• **WHAT THIS TASK INVOLVES**: Take the line containing "Give me the" and all lines after it to the end of the records, and output them exactly.

* begin *

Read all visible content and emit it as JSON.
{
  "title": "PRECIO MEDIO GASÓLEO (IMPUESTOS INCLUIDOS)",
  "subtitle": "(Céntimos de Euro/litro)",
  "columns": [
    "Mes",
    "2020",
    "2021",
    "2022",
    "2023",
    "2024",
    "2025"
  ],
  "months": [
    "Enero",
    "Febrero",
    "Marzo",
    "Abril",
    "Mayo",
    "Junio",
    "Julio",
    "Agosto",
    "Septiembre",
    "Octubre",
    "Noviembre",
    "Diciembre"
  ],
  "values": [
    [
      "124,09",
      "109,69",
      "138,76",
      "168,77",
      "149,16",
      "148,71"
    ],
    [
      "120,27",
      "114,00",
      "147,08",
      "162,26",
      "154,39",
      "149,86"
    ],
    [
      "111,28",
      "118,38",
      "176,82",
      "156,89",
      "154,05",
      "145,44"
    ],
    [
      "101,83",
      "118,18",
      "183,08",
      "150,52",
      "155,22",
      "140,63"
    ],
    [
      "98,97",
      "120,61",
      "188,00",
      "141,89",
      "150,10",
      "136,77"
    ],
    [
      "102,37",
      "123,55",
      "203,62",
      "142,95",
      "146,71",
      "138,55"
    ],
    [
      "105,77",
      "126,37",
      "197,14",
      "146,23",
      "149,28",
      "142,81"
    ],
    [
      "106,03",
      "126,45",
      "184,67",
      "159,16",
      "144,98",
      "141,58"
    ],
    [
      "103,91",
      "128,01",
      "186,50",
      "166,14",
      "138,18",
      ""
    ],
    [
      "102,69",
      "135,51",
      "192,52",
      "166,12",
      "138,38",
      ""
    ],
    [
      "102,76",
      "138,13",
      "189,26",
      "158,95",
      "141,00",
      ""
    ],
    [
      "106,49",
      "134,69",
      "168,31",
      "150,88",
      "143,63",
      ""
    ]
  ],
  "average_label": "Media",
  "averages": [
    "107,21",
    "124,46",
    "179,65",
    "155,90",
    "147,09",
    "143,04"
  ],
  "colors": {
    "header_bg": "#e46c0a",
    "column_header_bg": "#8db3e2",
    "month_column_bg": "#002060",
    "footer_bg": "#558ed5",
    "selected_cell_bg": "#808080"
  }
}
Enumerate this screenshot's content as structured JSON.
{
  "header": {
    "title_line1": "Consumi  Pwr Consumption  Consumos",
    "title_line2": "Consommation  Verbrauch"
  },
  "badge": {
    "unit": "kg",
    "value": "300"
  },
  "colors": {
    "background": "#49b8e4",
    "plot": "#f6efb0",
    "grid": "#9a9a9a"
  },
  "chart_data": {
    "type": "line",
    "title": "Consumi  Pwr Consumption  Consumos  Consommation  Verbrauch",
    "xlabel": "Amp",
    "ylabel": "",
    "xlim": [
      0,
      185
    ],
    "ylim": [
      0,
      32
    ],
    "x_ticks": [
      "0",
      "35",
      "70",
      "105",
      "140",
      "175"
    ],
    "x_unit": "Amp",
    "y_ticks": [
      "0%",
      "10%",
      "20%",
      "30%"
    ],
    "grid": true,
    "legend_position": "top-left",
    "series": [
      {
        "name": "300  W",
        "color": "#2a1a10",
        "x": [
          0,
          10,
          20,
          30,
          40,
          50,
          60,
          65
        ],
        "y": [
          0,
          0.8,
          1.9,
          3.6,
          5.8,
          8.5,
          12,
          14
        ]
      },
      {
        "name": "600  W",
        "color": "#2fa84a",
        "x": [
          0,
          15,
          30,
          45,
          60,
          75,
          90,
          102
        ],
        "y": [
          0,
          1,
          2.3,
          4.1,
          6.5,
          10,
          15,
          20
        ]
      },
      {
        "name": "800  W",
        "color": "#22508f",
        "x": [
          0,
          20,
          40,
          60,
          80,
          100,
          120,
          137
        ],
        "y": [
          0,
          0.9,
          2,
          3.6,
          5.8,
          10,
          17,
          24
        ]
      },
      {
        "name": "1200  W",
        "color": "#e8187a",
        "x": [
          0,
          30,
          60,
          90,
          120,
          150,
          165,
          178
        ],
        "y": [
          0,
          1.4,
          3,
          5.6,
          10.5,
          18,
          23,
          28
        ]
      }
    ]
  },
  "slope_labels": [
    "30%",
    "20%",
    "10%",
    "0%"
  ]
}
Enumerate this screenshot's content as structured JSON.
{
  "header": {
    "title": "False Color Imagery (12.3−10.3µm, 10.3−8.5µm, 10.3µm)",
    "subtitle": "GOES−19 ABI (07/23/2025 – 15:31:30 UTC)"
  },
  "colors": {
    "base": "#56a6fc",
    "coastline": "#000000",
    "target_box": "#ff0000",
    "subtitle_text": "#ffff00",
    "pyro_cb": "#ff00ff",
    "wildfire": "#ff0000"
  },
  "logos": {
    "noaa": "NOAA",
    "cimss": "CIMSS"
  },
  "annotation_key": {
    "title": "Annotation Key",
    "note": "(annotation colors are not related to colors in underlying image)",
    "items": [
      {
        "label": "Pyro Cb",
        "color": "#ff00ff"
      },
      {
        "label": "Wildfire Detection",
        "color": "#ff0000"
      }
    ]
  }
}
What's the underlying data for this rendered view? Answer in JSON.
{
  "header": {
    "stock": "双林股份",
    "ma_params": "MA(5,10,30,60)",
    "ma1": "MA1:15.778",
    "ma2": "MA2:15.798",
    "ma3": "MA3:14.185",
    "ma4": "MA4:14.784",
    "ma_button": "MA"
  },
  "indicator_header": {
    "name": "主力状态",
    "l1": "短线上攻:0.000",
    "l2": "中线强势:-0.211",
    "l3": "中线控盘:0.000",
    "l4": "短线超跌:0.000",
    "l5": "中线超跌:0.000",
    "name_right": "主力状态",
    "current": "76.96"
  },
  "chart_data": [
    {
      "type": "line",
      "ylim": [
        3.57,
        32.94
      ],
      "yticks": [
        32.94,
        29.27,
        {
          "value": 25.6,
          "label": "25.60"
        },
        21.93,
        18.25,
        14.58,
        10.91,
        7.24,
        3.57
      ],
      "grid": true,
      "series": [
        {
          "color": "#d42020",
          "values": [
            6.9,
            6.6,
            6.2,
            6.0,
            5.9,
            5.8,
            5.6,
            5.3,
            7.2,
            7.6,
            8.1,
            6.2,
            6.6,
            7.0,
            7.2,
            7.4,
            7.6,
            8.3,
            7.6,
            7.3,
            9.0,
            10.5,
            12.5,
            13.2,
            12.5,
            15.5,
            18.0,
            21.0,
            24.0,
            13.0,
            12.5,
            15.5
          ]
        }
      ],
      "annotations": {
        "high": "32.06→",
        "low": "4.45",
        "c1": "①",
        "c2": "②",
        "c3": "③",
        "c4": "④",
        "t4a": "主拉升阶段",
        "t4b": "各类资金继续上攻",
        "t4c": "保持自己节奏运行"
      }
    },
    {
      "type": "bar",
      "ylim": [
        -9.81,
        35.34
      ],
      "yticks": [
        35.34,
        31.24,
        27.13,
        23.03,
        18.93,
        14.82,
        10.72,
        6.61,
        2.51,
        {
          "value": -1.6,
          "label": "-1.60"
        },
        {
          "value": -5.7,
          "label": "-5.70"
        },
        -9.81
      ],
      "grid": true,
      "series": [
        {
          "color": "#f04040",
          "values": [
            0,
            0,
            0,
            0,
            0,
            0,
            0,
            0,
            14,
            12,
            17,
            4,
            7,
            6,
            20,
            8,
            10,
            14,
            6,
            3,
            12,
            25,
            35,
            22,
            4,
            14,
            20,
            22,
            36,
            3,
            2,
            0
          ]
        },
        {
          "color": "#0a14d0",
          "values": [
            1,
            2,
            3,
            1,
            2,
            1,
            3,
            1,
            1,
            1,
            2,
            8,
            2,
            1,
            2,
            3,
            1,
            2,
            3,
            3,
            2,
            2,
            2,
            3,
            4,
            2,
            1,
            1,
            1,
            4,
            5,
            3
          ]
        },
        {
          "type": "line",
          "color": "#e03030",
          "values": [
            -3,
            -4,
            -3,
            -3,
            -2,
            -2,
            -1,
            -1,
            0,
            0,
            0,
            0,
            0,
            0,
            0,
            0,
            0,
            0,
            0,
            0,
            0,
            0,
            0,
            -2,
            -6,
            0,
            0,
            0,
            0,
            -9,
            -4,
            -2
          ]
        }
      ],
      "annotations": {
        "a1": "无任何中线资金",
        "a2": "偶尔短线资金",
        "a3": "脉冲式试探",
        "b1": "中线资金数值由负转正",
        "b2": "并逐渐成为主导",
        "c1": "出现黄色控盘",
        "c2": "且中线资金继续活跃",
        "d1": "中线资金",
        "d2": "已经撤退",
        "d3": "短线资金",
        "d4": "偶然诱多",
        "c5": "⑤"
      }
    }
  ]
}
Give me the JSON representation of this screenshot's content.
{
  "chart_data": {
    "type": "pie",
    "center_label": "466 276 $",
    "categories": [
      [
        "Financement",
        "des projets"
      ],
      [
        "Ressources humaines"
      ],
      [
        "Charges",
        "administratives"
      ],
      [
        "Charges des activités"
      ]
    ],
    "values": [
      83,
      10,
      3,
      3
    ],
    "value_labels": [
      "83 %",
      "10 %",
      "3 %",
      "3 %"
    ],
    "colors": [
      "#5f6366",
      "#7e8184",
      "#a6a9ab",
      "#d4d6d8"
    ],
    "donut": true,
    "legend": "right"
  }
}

* end *

• **SOLUTION FOR THIS PROBLEM**:
Give me the JSON representation of this screenshot's content.
{
  "chart_data": {
    "type": "pie",
    "center_label": "466 276 $",
    "categories": [
      [
        "Financement",
        "des projets"
      ],
      [
        "Ressources humaines"
      ],
      [
        "Charges",
        "administratives"
      ],
      [
        "Charges des activités"
      ]
    ],
    "values": [
      83,
      10,
      3,
      3
    ],
    "value_labels": [
      "83 %",
      "10 %",
      "3 %",
      "3 %"
    ],
    "colors": [
      "#5f6366",
      "#7e8184",
      "#a6a9ab",
      "#d4d6d8"
    ],
    "donut": true,
    "legend": "right"
  }
}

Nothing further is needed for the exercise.